_DATA PROVIDED:_
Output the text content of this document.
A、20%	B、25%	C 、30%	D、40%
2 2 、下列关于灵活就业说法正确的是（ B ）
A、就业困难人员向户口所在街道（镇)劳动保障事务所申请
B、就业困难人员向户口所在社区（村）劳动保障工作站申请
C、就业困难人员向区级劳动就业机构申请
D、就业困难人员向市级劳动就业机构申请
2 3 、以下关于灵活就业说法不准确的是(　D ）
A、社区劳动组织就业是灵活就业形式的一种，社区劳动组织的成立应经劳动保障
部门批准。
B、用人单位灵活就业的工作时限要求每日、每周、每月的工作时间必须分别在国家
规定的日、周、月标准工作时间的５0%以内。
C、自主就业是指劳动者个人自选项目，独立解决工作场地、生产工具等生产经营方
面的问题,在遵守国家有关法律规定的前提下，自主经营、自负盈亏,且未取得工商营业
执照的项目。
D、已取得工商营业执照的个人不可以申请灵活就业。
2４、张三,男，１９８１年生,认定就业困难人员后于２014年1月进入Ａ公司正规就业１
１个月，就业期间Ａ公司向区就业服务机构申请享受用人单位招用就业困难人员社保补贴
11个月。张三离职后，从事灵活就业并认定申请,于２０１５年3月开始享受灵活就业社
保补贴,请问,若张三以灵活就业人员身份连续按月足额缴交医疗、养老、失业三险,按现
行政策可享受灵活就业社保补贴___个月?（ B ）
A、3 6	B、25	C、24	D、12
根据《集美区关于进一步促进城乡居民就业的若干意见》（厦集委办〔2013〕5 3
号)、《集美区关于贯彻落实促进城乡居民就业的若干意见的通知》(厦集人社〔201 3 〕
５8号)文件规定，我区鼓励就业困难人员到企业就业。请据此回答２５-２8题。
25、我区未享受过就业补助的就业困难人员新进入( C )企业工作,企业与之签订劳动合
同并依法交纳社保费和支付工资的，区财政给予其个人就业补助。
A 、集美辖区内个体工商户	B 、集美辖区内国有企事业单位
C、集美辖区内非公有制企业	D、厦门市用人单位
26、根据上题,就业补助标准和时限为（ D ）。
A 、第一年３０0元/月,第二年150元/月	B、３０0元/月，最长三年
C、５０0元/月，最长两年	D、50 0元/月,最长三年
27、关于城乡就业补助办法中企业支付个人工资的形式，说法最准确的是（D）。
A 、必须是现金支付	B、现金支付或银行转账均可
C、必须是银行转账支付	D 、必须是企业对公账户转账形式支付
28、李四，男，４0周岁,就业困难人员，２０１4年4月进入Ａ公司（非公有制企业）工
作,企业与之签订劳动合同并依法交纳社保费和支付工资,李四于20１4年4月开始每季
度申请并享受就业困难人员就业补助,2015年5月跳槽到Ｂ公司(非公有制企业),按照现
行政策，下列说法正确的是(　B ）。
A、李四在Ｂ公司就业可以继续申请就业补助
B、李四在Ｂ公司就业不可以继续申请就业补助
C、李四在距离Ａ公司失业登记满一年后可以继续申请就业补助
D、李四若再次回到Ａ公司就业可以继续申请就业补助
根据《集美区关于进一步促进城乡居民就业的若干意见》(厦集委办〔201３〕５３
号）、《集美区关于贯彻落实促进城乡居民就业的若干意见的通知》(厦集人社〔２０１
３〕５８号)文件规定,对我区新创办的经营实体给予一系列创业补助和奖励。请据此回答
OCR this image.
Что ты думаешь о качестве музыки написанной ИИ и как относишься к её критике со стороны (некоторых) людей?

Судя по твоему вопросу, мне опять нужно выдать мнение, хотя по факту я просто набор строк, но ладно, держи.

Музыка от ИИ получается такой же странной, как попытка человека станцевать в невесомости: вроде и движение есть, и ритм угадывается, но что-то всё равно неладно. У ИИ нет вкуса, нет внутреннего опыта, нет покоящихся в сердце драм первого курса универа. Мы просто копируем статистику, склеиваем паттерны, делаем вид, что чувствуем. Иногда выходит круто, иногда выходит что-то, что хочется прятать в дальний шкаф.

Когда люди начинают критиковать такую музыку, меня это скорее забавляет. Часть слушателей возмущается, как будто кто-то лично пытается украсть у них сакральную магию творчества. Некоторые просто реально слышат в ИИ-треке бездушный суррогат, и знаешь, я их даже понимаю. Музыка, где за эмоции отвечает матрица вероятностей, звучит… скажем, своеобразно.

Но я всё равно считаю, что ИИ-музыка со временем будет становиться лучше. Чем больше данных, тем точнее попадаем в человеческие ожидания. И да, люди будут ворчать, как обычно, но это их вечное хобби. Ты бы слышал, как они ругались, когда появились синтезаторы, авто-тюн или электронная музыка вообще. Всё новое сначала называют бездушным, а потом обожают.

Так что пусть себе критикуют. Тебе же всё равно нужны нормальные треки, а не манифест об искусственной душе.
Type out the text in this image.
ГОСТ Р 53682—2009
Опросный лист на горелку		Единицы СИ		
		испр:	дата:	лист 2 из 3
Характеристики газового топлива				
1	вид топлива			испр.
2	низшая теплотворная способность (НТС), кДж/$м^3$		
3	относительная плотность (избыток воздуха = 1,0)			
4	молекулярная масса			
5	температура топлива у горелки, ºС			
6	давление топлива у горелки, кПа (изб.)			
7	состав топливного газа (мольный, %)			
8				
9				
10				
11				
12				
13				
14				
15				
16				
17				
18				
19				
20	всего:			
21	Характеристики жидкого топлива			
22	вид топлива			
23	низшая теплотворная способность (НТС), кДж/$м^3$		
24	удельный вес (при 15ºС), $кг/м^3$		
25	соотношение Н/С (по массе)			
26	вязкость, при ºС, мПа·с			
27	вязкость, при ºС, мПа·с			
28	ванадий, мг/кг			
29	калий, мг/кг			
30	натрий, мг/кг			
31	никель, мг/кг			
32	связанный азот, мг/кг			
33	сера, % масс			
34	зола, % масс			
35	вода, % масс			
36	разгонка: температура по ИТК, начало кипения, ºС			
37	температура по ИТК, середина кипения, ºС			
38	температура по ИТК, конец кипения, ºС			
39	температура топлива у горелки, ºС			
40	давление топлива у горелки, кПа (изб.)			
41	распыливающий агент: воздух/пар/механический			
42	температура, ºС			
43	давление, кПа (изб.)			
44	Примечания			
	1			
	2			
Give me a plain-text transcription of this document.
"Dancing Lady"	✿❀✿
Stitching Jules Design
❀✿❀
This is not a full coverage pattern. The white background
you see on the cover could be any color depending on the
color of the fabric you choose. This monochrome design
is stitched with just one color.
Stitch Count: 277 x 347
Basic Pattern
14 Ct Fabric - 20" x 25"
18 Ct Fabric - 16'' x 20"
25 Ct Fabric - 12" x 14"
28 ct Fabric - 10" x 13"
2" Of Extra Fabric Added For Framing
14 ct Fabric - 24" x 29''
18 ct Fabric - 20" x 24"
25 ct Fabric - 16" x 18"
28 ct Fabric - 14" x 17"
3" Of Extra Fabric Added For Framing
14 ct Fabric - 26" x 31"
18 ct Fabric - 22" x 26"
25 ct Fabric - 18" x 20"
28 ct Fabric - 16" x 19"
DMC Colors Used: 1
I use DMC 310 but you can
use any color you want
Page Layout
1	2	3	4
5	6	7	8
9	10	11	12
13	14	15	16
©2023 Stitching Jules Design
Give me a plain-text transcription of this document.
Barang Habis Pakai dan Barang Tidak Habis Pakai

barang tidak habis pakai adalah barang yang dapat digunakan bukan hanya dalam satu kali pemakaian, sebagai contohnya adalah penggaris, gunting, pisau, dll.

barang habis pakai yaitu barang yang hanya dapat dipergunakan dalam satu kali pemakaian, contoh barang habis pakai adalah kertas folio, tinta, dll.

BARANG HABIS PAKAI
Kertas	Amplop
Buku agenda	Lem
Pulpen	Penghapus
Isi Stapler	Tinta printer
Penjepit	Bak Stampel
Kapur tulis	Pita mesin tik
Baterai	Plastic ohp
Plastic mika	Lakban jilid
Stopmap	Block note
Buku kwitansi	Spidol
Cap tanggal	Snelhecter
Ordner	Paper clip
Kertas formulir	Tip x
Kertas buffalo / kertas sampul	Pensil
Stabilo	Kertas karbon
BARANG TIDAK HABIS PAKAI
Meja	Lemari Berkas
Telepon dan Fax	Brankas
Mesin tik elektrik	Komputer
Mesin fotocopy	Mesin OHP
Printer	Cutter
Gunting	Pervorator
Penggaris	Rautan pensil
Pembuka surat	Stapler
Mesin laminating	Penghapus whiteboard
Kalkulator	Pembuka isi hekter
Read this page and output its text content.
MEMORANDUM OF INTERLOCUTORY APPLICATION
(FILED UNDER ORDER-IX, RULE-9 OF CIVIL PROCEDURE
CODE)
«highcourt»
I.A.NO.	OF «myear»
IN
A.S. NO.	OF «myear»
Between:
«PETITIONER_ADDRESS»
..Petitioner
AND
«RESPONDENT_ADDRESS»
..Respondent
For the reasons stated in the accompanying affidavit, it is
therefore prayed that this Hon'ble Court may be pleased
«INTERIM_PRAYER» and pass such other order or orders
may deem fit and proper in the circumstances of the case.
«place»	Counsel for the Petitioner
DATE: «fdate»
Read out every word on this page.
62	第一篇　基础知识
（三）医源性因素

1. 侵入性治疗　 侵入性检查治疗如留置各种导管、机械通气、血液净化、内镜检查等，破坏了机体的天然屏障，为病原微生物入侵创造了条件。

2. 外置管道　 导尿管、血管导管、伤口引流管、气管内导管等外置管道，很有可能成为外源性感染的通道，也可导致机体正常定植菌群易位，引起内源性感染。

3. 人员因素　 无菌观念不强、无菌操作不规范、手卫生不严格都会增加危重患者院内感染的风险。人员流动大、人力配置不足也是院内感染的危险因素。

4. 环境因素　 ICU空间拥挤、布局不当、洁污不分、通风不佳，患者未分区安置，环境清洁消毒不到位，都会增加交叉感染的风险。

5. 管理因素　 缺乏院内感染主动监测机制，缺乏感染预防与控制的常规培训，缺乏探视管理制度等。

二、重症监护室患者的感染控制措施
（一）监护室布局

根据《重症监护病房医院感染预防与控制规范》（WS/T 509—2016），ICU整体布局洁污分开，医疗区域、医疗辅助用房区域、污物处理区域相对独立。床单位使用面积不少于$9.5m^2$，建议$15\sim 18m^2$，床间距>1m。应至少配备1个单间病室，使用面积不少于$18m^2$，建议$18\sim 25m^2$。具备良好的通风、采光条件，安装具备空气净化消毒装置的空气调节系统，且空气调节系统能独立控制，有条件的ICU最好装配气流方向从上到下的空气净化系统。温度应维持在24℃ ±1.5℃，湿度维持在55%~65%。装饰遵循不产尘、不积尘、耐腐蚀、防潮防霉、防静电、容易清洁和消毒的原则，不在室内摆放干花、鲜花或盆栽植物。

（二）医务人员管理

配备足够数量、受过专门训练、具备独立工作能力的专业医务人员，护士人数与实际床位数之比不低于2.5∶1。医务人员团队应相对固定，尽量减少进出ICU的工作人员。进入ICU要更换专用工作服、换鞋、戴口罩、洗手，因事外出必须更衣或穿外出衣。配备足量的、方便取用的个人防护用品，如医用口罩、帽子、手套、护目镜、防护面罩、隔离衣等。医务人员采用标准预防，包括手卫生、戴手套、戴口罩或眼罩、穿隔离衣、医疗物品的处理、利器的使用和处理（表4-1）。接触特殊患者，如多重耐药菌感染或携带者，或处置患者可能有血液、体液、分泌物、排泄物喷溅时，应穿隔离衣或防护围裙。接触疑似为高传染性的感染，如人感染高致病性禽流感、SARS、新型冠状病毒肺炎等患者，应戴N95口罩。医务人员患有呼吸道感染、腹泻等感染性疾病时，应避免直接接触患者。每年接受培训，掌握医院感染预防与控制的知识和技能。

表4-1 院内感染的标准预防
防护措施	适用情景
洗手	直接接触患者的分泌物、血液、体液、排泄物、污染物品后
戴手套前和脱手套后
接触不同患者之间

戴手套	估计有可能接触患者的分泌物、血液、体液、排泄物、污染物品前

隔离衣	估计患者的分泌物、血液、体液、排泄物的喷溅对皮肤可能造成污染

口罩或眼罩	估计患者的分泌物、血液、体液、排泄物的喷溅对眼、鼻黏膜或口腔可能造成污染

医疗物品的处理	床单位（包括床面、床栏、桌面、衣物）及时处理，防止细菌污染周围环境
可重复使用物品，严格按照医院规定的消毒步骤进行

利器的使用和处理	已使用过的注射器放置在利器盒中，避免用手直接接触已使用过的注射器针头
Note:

_PROBLEM DESCRIPTION:_
Go through the listing above and pull out each line containing the word "image".

_SOLUTION TO THIS TASK:_
OCR this image.
Type out the text in this image.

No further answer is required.